── INPUT RECORDS

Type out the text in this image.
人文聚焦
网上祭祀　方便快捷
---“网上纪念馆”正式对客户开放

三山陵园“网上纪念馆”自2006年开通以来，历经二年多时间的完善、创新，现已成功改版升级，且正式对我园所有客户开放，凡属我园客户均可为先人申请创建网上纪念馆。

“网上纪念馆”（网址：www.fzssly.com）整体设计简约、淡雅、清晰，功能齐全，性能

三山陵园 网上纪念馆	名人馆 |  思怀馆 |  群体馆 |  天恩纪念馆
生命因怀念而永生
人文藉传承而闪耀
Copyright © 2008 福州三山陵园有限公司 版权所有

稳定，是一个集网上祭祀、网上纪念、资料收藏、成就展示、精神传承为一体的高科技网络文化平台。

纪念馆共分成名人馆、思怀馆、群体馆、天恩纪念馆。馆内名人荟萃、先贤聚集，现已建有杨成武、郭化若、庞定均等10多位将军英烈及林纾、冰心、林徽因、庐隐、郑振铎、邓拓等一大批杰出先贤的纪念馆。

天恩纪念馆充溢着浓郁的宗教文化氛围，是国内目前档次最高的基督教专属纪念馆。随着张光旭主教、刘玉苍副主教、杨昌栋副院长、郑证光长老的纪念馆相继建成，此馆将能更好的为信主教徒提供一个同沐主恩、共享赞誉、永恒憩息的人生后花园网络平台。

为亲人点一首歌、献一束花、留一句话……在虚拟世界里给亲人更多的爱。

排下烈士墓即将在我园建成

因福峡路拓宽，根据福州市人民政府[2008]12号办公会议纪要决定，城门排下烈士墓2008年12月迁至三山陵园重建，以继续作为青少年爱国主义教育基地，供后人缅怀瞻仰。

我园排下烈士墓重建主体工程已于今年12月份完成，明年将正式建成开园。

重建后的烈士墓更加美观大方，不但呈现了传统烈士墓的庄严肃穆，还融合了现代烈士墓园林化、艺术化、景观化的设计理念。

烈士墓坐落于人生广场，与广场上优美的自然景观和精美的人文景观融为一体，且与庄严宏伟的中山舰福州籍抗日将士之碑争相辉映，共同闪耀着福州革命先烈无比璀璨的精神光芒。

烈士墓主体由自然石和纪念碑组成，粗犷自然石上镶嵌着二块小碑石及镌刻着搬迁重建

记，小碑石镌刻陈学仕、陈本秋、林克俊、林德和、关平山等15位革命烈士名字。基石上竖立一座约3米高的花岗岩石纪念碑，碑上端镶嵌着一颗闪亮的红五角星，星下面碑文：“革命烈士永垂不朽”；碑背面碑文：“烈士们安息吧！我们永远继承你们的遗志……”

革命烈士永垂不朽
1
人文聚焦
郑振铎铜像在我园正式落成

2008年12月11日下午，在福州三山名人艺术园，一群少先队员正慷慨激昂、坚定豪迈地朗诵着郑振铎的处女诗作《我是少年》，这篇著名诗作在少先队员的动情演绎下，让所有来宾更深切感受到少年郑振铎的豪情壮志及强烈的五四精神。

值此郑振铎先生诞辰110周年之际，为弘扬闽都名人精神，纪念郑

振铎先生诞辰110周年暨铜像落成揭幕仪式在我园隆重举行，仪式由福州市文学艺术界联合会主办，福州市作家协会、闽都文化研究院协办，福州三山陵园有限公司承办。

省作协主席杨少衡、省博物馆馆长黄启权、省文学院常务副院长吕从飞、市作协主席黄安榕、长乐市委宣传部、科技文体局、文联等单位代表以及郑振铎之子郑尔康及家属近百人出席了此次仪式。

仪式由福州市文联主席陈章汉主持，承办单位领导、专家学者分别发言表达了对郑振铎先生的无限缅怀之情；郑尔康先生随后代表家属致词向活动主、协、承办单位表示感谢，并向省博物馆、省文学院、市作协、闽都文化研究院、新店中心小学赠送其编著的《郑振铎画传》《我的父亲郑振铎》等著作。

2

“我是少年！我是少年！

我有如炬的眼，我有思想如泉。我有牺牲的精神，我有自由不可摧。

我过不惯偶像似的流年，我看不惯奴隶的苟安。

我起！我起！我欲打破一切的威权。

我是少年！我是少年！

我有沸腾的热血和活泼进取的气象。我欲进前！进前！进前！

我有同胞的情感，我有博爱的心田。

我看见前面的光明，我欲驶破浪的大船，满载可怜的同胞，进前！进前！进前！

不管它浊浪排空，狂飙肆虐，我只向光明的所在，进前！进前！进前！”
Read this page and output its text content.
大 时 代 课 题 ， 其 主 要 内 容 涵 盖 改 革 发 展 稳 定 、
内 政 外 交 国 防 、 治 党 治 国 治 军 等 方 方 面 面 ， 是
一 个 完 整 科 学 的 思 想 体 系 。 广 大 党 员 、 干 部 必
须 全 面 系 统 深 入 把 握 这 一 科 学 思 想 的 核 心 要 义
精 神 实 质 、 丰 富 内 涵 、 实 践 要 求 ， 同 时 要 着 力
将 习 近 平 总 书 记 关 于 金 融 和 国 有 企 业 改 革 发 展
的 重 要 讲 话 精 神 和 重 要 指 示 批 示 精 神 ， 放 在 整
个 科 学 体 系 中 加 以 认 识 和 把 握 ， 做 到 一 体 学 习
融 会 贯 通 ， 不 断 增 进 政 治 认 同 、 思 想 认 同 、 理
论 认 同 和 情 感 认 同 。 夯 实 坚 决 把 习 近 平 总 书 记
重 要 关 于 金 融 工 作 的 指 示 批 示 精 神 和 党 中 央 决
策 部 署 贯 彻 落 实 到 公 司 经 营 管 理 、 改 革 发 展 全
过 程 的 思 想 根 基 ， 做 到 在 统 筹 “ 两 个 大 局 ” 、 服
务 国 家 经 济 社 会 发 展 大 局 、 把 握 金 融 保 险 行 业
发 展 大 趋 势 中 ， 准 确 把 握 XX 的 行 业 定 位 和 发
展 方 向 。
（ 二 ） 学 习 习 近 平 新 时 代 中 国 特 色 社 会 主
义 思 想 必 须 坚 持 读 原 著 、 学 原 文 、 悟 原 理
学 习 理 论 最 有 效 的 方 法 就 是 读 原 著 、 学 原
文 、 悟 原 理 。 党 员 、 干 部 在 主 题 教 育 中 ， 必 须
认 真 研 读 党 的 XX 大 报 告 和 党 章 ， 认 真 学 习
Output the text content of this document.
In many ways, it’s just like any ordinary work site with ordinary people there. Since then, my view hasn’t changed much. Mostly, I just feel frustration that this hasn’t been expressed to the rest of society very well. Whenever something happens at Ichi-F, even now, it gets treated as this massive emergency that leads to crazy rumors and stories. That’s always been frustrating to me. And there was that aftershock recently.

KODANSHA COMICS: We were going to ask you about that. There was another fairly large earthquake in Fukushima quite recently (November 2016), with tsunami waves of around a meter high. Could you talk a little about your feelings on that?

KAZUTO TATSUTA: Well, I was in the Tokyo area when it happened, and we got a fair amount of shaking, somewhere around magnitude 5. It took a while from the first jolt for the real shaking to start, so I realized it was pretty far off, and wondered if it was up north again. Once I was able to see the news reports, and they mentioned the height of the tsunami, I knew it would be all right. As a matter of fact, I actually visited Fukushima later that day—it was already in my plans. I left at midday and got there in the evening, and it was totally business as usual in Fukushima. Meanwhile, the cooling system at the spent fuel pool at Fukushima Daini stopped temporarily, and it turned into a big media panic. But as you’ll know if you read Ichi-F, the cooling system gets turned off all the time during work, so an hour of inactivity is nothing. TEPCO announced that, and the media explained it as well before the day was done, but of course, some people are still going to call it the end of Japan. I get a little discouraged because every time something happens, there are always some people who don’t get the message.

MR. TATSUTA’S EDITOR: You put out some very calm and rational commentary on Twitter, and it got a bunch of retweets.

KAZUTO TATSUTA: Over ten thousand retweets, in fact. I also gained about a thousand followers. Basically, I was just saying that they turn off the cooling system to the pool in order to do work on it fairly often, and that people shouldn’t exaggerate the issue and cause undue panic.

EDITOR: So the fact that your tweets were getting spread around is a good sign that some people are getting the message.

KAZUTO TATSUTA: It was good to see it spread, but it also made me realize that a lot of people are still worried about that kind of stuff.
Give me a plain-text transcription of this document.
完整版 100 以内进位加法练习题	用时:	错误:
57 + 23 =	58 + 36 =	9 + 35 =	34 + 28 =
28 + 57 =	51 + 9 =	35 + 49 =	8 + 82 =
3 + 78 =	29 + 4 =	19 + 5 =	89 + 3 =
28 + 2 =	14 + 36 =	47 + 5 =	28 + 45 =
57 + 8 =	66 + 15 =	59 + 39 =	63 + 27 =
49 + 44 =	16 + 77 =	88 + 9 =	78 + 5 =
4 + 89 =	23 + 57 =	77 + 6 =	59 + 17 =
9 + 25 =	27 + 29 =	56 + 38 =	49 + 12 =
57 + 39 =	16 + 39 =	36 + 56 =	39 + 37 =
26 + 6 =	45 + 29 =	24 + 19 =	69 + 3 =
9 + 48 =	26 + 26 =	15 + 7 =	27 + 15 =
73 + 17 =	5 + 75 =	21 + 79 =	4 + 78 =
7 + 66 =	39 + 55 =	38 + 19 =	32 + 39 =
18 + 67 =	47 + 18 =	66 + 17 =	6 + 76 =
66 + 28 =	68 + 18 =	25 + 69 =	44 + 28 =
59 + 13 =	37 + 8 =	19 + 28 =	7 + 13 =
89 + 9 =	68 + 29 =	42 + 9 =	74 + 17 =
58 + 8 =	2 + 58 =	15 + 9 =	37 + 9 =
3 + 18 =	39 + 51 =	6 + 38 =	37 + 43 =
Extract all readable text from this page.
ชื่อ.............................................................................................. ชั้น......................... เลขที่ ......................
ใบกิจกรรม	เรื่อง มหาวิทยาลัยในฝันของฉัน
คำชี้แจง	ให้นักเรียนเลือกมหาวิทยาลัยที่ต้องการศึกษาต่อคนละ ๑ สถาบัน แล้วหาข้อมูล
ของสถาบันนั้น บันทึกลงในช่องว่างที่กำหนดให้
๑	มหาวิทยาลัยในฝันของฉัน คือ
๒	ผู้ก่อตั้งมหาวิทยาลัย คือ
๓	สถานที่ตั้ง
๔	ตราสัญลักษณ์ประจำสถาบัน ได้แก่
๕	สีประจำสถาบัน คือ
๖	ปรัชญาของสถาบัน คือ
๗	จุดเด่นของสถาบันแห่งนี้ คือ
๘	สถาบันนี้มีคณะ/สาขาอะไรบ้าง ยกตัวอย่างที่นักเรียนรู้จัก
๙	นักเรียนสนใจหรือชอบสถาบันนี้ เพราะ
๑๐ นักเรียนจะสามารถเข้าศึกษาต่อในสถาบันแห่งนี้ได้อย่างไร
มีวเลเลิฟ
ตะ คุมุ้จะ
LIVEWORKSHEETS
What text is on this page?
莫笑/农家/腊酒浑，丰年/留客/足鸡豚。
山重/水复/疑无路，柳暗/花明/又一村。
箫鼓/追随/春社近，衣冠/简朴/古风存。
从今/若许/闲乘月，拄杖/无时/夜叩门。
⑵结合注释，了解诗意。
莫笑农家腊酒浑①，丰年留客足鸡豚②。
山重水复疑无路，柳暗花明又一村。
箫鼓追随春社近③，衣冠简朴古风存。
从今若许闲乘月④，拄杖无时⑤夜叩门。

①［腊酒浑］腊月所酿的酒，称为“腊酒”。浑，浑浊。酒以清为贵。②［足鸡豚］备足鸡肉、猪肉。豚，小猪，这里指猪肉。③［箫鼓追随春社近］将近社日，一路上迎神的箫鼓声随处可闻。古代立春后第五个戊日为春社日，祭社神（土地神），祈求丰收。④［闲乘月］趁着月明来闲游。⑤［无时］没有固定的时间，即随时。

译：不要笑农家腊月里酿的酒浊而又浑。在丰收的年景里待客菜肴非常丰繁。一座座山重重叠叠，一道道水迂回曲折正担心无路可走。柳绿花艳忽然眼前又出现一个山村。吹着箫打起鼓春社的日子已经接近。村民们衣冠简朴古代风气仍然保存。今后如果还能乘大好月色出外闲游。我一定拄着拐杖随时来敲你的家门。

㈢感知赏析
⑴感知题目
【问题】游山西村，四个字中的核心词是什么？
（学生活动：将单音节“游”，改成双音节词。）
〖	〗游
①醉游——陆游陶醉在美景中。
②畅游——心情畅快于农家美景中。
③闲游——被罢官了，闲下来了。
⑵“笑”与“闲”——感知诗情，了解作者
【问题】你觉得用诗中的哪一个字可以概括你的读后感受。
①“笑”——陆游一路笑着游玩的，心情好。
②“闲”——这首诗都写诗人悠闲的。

────

Tell how many lines of the material above hold "from", answering with a bare number.

2